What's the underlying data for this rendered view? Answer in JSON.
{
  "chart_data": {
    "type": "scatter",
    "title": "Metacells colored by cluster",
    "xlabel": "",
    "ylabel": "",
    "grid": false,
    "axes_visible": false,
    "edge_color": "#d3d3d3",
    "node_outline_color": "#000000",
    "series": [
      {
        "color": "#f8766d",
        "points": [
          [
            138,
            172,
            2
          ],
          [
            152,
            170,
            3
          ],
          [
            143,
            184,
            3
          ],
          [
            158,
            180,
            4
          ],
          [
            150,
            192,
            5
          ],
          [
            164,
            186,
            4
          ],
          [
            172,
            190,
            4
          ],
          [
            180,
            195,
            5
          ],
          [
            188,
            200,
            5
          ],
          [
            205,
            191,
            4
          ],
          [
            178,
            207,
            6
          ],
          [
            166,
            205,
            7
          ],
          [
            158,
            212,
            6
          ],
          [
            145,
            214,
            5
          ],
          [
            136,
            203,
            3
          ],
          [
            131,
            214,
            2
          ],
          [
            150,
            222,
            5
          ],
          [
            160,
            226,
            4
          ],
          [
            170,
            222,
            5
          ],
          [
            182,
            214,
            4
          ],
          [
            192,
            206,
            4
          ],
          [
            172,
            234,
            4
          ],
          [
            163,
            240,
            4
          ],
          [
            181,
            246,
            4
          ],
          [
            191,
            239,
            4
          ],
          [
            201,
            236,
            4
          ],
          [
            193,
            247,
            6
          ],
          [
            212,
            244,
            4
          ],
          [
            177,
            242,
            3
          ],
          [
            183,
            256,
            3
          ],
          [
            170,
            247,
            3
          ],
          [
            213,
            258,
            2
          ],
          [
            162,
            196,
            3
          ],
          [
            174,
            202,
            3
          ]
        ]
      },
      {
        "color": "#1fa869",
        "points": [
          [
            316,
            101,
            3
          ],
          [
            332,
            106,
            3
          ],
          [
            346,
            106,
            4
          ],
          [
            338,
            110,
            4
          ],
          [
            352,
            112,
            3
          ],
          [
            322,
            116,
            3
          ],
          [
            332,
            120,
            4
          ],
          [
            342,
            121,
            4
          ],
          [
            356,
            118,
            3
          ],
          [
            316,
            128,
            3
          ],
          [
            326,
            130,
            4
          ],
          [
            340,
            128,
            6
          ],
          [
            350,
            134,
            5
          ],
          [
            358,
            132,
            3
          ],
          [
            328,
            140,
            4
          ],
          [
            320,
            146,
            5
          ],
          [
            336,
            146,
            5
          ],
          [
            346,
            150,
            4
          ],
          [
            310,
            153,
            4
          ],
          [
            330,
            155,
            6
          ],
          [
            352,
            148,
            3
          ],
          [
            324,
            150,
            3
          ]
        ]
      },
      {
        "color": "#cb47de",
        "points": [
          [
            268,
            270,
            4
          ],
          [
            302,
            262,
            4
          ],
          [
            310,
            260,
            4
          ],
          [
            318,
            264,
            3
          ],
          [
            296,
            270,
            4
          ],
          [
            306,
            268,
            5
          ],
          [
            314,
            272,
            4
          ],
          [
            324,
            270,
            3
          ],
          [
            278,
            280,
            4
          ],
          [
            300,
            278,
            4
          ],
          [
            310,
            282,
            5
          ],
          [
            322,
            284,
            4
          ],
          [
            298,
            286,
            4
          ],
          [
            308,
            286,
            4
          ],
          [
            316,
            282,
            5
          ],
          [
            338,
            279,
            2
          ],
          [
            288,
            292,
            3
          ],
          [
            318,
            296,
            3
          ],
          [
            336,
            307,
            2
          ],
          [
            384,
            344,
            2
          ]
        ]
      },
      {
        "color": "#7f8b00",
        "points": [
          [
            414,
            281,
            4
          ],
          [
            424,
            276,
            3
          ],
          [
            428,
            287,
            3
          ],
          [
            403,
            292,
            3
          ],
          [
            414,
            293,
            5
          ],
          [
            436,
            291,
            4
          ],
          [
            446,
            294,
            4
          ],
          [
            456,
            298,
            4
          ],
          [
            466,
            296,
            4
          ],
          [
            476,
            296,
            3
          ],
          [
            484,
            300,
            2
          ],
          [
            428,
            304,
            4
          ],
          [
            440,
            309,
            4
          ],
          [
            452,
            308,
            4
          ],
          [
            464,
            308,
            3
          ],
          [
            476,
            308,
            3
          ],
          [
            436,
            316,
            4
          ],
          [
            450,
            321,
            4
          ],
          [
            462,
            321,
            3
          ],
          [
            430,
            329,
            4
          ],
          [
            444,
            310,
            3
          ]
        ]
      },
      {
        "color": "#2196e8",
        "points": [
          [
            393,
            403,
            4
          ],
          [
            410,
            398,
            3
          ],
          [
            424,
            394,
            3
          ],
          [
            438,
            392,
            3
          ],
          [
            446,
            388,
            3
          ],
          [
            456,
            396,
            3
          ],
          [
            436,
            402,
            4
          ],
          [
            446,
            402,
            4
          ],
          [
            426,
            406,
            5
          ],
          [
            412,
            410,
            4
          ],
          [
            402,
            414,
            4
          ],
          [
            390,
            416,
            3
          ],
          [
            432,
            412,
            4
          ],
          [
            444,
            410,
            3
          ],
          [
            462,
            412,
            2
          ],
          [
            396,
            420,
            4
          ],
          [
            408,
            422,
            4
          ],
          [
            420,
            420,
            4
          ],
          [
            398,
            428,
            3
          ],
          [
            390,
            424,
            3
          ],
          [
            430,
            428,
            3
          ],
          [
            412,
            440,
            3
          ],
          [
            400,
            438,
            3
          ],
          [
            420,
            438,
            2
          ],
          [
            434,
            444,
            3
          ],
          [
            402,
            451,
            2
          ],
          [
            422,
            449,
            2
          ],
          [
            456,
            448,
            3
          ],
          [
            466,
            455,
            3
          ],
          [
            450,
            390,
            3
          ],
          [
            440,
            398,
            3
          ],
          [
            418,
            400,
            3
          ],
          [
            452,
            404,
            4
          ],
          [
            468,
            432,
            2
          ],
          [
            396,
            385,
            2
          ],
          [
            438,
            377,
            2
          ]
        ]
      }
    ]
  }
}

Do this => Write out the entries above word for word.

Problem solution =>
What's the underlying data for this rendered view? Answer in JSON.
{
  "chart_data": {
    "type": "scatter",
    "title": "Metacells colored by cluster",
    "xlabel": "",
    "ylabel": "",
    "grid": false,
    "axes_visible": false,
    "edge_color": "#d3d3d3",
    "node_outline_color": "#000000",
    "series": [
      {
        "color": "#f8766d",
        "points": [
          [
            138,
            172,
            2
          ],
          [
            152,
            170,
            3
          ],
          [
            143,
            184,
            3
          ],
          [
            158,
            180,
            4
          ],
          [
            150,
            192,
            5
          ],
          [
            164,
            186,
            4
          ],
          [
            172,
            190,
            4
          ],
          [
            180,
            195,
            5
          ],
          [
            188,
            200,
            5
          ],
          [
            205,
            191,
            4
          ],
          [
            178,
            207,
            6
          ],
          [
            166,
            205,
            7
          ],
          [
            158,
            212,
            6
          ],
          [
            145,
            214,
            5
          ],
          [
            136,
            203,
            3
          ],
          [
            131,
            214,
            2
          ],
          [
            150,
            222,
            5
          ],
          [
            160,
            226,
            4
          ],
          [
            170,
            222,
            5
          ],
          [
            182,
            214,
            4
          ],
          [
            192,
            206,
            4
          ],
          [
            172,
            234,
            4
          ],
          [
            163,
            240,
            4
          ],
          [
            181,
            246,
            4
          ],
          [
            191,
            239,
            4
          ],
          [
            201,
            236,
            4
          ],
          [
            193,
            247,
            6
          ],
          [
            212,
            244,
            4
          ],
          [
            177,
            242,
            3
          ],
          [
            183,
            256,
            3
          ],
          [
            170,
            247,
            3
          ],
          [
            213,
            258,
            2
          ],
          [
            162,
            196,
            3
          ],
          [
            174,
            202,
            3
          ]
        ]
      },
      {
        "color": "#1fa869",
        "points": [
          [
            316,
            101,
            3
          ],
          [
            332,
            106,
            3
          ],
          [
            346,
            106,
            4
          ],
          [
            338,
            110,
            4
          ],
          [
            352,
            112,
            3
          ],
          [
            322,
            116,
            3
          ],
          [
            332,
            120,
            4
          ],
          [
            342,
            121,
            4
          ],
          [
            356,
            118,
            3
          ],
          [
            316,
            128,
            3
          ],
          [
            326,
            130,
            4
          ],
          [
            340,
            128,
            6
          ],
          [
            350,
            134,
            5
          ],
          [
            358,
            132,
            3
          ],
          [
            328,
            140,
            4
          ],
          [
            320,
            146,
            5
          ],
          [
            336,
            146,
            5
          ],
          [
            346,
            150,
            4
          ],
          [
            310,
            153,
            4
          ],
          [
            330,
            155,
            6
          ],
          [
            352,
            148,
            3
          ],
          [
            324,
            150,
            3
          ]
        ]
      },
      {
        "color": "#cb47de",
        "points": [
          [
            268,
            270,
            4
          ],
          [
            302,
            262,
            4
          ],
          [
            310,
            260,
            4
          ],
          [
            318,
            264,
            3
          ],
          [
            296,
            270,
            4
          ],
          [
            306,
            268,
            5
          ],
          [
            314,
            272,
            4
          ],
          [
            324,
            270,
            3
          ],
          [
            278,
            280,
            4
          ],
          [
            300,
            278,
            4
          ],
          [
            310,
            282,
            5
          ],
          [
            322,
            284,
            4
          ],
          [
            298,
            286,
            4
          ],
          [
            308,
            286,
            4
          ],
          [
            316,
            282,
            5
          ],
          [
            338,
            279,
            2
          ],
          [
            288,
            292,
            3
          ],
          [
            318,
            296,
            3
          ],
          [
            336,
            307,
            2
          ],
          [
            384,
            344,
            2
          ]
        ]
      },
      {
        "color": "#7f8b00",
        "points": [
          [
            414,
            281,
            4
          ],
          [
            424,
            276,
            3
          ],
          [
            428,
            287,
            3
          ],
          [
            403,
            292,
            3
          ],
          [
            414,
            293,
            5
          ],
          [
            436,
            291,
            4
          ],
          [
            446,
            294,
            4
          ],
          [
            456,
            298,
            4
          ],
          [
            466,
            296,
            4
          ],
          [
            476,
            296,
            3
          ],
          [
            484,
            300,
            2
          ],
          [
            428,
            304,
            4
          ],
          [
            440,
            309,
            4
          ],
          [
            452,
            308,
            4
          ],
          [
            464,
            308,
            3
          ],
          [
            476,
            308,
            3
          ],
          [
            436,
            316,
            4
          ],
          [
            450,
            321,
            4
          ],
          [
            462,
            321,
            3
          ],
          [
            430,
            329,
            4
          ],
          [
            444,
            310,
            3
          ]
        ]
      },
      {
        "color": "#2196e8",
        "points": [
          [
            393,
            403,
            4
          ],
          [
            410,
            398,
            3
          ],
          [
            424,
            394,
            3
          ],
          [
            438,
            392,
            3
          ],
          [
            446,
            388,
            3
          ],
          [
            456,
            396,
            3
          ],
          [
            436,
            402,
            4
          ],
          [
            446,
            402,
            4
          ],
          [
            426,
            406,
            5
          ],
          [
            412,
            410,
            4
          ],
          [
            402,
            414,
            4
          ],
          [
            390,
            416,
            3
          ],
          [
            432,
            412,
            4
          ],
          [
            444,
            410,
            3
          ],
          [
            462,
            412,
            2
          ],
          [
            396,
            420,
            4
          ],
          [
            408,
            422,
            4
          ],
          [
            420,
            420,
            4
          ],
          [
            398,
            428,
            3
          ],
          [
            390,
            424,
            3
          ],
          [
            430,
            428,
            3
          ],
          [
            412,
            440,
            3
          ],
          [
            400,
            438,
            3
          ],
          [
            420,
            438,
            2
          ],
          [
            434,
            444,
            3
          ],
          [
            402,
            451,
            2
          ],
          [
            422,
            449,
            2
          ],
          [
            456,
            448,
            3
          ],
          [
            466,
            455,
            3
          ],
          [
            450,
            390,
            3
          ],
          [
            440,
            398,
            3
          ],
          [
            418,
            400,
            3
          ],
          [
            452,
            404,
            4
          ],
          [
            468,
            432,
            2
          ],
          [
            396,
            385,
            2
          ],
          [
            438,
            377,
            2
          ]
        ]
      }
    ]
  }
}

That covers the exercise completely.